Problem | Copy every line of the data that contains the string "Chinese".

[Extracted records]
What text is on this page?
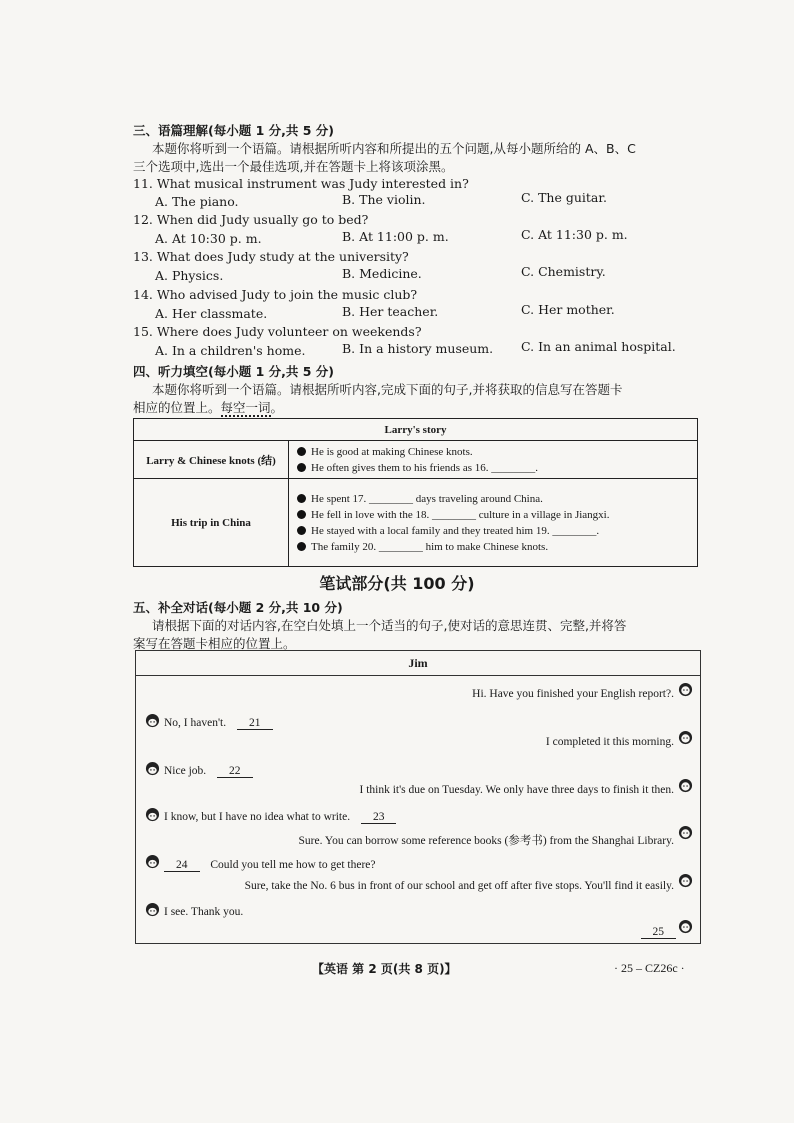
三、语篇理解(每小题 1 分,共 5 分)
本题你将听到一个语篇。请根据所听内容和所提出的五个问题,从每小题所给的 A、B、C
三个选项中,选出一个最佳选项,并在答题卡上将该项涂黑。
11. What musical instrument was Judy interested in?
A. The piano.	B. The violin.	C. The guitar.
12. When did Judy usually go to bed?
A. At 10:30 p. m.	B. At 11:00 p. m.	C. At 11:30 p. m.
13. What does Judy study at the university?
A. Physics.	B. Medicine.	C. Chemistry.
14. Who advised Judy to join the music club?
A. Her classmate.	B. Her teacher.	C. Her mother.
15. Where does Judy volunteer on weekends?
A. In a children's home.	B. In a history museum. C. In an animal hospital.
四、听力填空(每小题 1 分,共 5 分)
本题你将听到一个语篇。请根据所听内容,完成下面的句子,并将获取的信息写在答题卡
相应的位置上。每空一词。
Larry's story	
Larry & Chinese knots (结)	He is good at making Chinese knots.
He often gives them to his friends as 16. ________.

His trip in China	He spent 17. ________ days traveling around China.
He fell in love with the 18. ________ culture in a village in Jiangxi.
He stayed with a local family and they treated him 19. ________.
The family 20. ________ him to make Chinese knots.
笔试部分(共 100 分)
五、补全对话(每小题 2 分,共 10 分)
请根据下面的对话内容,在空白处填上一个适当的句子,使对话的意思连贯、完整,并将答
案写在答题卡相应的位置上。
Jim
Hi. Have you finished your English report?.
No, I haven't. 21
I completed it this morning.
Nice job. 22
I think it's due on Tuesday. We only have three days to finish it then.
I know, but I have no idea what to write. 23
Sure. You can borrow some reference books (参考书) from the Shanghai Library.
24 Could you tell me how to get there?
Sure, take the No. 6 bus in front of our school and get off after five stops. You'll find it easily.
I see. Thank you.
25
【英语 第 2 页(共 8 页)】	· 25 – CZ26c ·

Task solution |
Larry & Chinese knots (结)	He is good at making Chinese knots.
The family 20. ________ him to make Chinese knots.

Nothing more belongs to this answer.